- GIVEN REQUEST:
Exactly as given, repeat all of the entries.
┄┄┄┄┄┄
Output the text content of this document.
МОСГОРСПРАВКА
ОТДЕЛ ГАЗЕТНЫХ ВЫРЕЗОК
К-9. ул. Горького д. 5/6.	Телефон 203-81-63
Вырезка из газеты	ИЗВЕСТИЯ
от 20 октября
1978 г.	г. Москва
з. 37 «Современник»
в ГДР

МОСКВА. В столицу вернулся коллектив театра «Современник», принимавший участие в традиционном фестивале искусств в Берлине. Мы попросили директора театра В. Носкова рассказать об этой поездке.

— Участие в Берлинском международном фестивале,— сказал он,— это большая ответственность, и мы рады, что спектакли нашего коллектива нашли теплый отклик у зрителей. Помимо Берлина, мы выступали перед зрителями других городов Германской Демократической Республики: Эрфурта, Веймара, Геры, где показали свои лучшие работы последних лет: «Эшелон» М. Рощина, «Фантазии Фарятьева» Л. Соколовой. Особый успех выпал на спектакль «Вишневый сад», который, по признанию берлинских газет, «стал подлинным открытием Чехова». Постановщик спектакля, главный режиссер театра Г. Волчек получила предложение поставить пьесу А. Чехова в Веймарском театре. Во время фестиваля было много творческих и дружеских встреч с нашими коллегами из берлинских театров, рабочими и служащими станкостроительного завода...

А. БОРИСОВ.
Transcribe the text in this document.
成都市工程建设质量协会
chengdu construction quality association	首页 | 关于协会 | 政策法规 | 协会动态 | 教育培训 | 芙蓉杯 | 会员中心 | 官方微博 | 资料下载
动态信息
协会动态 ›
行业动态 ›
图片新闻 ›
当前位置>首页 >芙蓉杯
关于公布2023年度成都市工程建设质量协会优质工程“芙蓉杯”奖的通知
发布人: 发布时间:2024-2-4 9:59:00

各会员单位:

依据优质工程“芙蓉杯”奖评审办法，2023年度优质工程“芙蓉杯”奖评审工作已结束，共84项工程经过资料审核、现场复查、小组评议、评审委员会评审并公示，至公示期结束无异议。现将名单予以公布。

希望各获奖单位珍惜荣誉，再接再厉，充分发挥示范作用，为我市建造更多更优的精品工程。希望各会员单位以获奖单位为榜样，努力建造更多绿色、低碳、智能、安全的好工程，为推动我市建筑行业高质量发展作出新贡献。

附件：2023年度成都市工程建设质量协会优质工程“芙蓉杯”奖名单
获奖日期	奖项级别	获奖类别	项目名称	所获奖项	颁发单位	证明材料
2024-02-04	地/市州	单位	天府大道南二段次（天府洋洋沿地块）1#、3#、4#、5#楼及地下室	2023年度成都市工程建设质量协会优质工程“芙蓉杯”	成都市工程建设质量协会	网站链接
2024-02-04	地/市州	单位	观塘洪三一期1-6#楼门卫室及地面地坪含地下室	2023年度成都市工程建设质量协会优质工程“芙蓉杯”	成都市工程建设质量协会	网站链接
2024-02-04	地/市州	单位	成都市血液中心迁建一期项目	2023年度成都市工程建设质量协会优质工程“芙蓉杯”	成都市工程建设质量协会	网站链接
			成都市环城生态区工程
┄┄┄┄┄┄
- COMPLETED EXERCISE:
Output the text content of this document.
МОСГОРСПРАВКА
ОТДЕЛ ГАЗЕТНЫХ ВЫРЕЗОК
К-9. ул. Горького д. 5/6.	Телефон 203-81-63
Вырезка из газеты	ИЗВЕСТИЯ
от 20 октября
1978 г.	г. Москва
з. 37 «Современник»
в ГДР

МОСКВА. В столицу вернулся коллектив театра «Современник», принимавший участие в традиционном фестивале искусств в Берлине. Мы попросили директора театра В. Носкова рассказать об этой поездке.

— Участие в Берлинском международном фестивале,— сказал он,— это большая ответственность, и мы рады, что спектакли нашего коллектива нашли теплый отклик у зрителей. Помимо Берлина, мы выступали перед зрителями других городов Германской Демократической Республики: Эрфурта, Веймара, Геры, где показали свои лучшие работы последних лет: «Эшелон» М. Рощина, «Фантазии Фарятьева» Л. Соколовой. Особый успех выпал на спектакль «Вишневый сад», который, по признанию берлинских газет, «стал подлинным открытием Чехова». Постановщик спектакля, главный режиссер театра Г. Волчек получила предложение поставить пьесу А. Чехова в Веймарском театре. Во время фестиваля было много творческих и дружеских встреч с нашими коллегами из берлинских театров, рабочими и служащими станкостроительного завода...

А. БОРИСОВ.
Transcribe the text in this document.
成都市工程建设质量协会
chengdu construction quality association	首页 | 关于协会 | 政策法规 | 协会动态 | 教育培训 | 芙蓉杯 | 会员中心 | 官方微博 | 资料下载
动态信息
协会动态 ›
行业动态 ›
图片新闻 ›
当前位置>首页 >芙蓉杯
关于公布2023年度成都市工程建设质量协会优质工程“芙蓉杯”奖的通知
发布人: 发布时间:2024-2-4 9:59:00

各会员单位:

依据优质工程“芙蓉杯”奖评审办法，2023年度优质工程“芙蓉杯”奖评审工作已结束，共84项工程经过资料审核、现场复查、小组评议、评审委员会评审并公示，至公示期结束无异议。现将名单予以公布。

希望各获奖单位珍惜荣誉，再接再厉，充分发挥示范作用，为我市建造更多更优的精品工程。希望各会员单位以获奖单位为榜样，努力建造更多绿色、低碳、智能、安全的好工程，为推动我市建筑行业高质量发展作出新贡献。

附件：2023年度成都市工程建设质量协会优质工程“芙蓉杯”奖名单
获奖日期	奖项级别	获奖类别	项目名称	所获奖项	颁发单位	证明材料
2024-02-04	地/市州	单位	天府大道南二段次（天府洋洋沿地块）1#、3#、4#、5#楼及地下室	2023年度成都市工程建设质量协会优质工程“芙蓉杯”	成都市工程建设质量协会	网站链接
2024-02-04	地/市州	单位	观塘洪三一期1-6#楼门卫室及地面地坪含地下室	2023年度成都市工程建设质量协会优质工程“芙蓉杯”	成都市工程建设质量协会	网站链接
2024-02-04	地/市州	单位	成都市血液中心迁建一期项目	2023年度成都市工程建设质量协会优质工程“芙蓉杯”	成都市工程建设质量协会	网站链接
			成都市环城生态区工程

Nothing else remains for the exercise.